What you should do: Leave out the images and repeat the listing below without a single change.

(Stored data entries)

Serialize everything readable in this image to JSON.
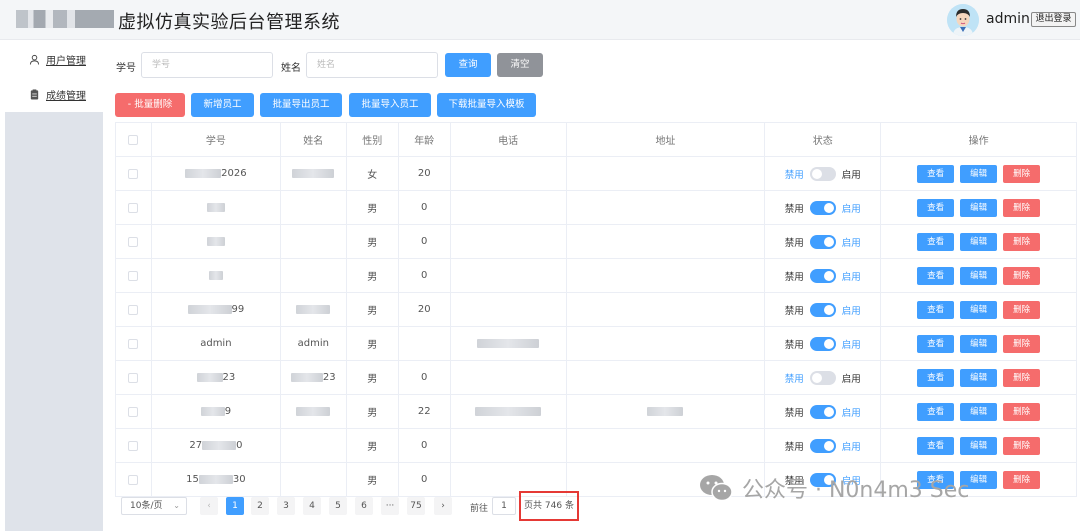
{
  "header": {
    "title": "虚拟仿真实验后台管理系统",
    "username": "admin",
    "logout_label": "退出登录"
  },
  "sidebar": {
    "items": [
      {
        "label": "用户管理",
        "icon": "user-icon"
      },
      {
        "label": "成绩管理",
        "icon": "clipboard-icon"
      }
    ]
  },
  "filters": {
    "student_id_label": "学号",
    "student_id_placeholder": "学号",
    "name_label": "姓名",
    "name_placeholder": "姓名",
    "search_label": "查询",
    "clear_label": "清空"
  },
  "toolbar": {
    "batch_delete_label": "- 批量删除",
    "add_label": "新增员工",
    "batch_export_label": "批量导出员工",
    "batch_import_label": "批量导入员工",
    "download_template_label": "下载批量导入模板"
  },
  "table": {
    "columns": [
      "学号",
      "姓名",
      "性别",
      "年龄",
      "电话",
      "地址",
      "状态",
      "操作"
    ],
    "status_off_label": "禁用",
    "status_on_label": "启用",
    "view_label": "查看",
    "edit_label": "编辑",
    "delete_label": "删除",
    "rows": [
      {
        "id": "2026",
        "name": "",
        "gender": "女",
        "age": "20",
        "enabled": false
      },
      {
        "id": "",
        "name": "",
        "gender": "男",
        "age": "0",
        "enabled": true
      },
      {
        "id": "",
        "name": "",
        "gender": "男",
        "age": "0",
        "enabled": true
      },
      {
        "id": "",
        "name": "",
        "gender": "男",
        "age": "0",
        "enabled": true
      },
      {
        "id": "99",
        "name": "",
        "gender": "男",
        "age": "20",
        "enabled": true
      },
      {
        "id": "admin",
        "name": "admin",
        "gender": "男",
        "age": "",
        "enabled": true
      },
      {
        "id": "23",
        "name": "23",
        "gender": "男",
        "age": "0",
        "enabled": false
      },
      {
        "id": "9",
        "name": "",
        "gender": "男",
        "age": "22",
        "enabled": true
      },
      {
        "id": "27 0",
        "name": "",
        "gender": "男",
        "age": "0",
        "enabled": true
      },
      {
        "id": "15 30",
        "name": "",
        "gender": "男",
        "age": "0",
        "enabled": true
      }
    ]
  },
  "pagination": {
    "page_size": "10条/页",
    "pages": [
      "1",
      "2",
      "3",
      "4",
      "5",
      "6",
      "···",
      "75"
    ],
    "current_page": "1",
    "goto_label": "前往",
    "goto_value": "1",
    "total_text": "页共 746 条"
  },
  "watermark": {
    "text": "公众号 · N0n4m3 Sec"
  },
  "colors": {
    "primary": "#409eff",
    "danger": "#f56c6c",
    "neutral": "#909399",
    "highlight_border": "#e53935"
  }
}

Expected answer:
Serialize everything readable in this image to JSON.
{
  "header": {
    "title": "虚拟仿真实验后台管理系统",
    "username": "admin",
    "logout_label": "退出登录"
  },
  "sidebar": {
    "items": [
      {
        "label": "用户管理",
        "icon": "user-icon"
      },
      {
        "label": "成绩管理",
        "icon": "clipboard-icon"
      }
    ]
  },
  "filters": {
    "student_id_label": "学号",
    "student_id_placeholder": "学号",
    "name_label": "姓名",
    "name_placeholder": "姓名",
    "search_label": "查询",
    "clear_label": "清空"
  },
  "toolbar": {
    "batch_delete_label": "- 批量删除",
    "add_label": "新增员工",
    "batch_export_label": "批量导出员工",
    "batch_import_label": "批量导入员工",
    "download_template_label": "下载批量导入模板"
  },
  "table": {
    "columns": [
      "学号",
      "姓名",
      "性别",
      "年龄",
      "电话",
      "地址",
      "状态",
      "操作"
    ],
    "status_off_label": "禁用",
    "status_on_label": "启用",
    "view_label": "查看",
    "edit_label": "编辑",
    "delete_label": "删除",
    "rows": [
      {
        "id": "2026",
        "name": "",
        "gender": "女",
        "age": "20",
        "enabled": false
      },
      {
        "id": "",
        "name": "",
        "gender": "男",
        "age": "0",
        "enabled": true
      },
      {
        "id": "",
        "name": "",
        "gender": "男",
        "age": "0",
        "enabled": true
      },
      {
        "id": "",
        "name": "",
        "gender": "男",
        "age": "0",
        "enabled": true
      },
      {
        "id": "99",
        "name": "",
        "gender": "男",
        "age": "20",
        "enabled": true
      },
      {
        "id": "admin",
        "name": "admin",
        "gender": "男",
        "age": "",
        "enabled": true
      },
      {
        "id": "23",
        "name": "23",
        "gender": "男",
        "age": "0",
        "enabled": false
      },
      {
        "id": "9",
        "name": "",
        "gender": "男",
        "age": "22",
        "enabled": true
      },
      {
        "id": "27 0",
        "name": "",
        "gender": "男",
        "age": "0",
        "enabled": true
      },
      {
        "id": "15 30",
        "name": "",
        "gender": "男",
        "age": "0",
        "enabled": true
      }
    ]
  },
  "pagination": {
    "page_size": "10条/页",
    "pages": [
      "1",
      "2",
      "3",
      "4",
      "5",
      "6",
      "···",
      "75"
    ],
    "current_page": "1",
    "goto_label": "前往",
    "goto_value": "1",
    "total_text": "页共 746 条"
  },
  "watermark": {
    "text": "公众号 · N0n4m3 Sec"
  },
  "colors": {
    "primary": "#409eff",
    "danger": "#f56c6c",
    "neutral": "#909399",
    "highlight_border": "#e53935"
  }
}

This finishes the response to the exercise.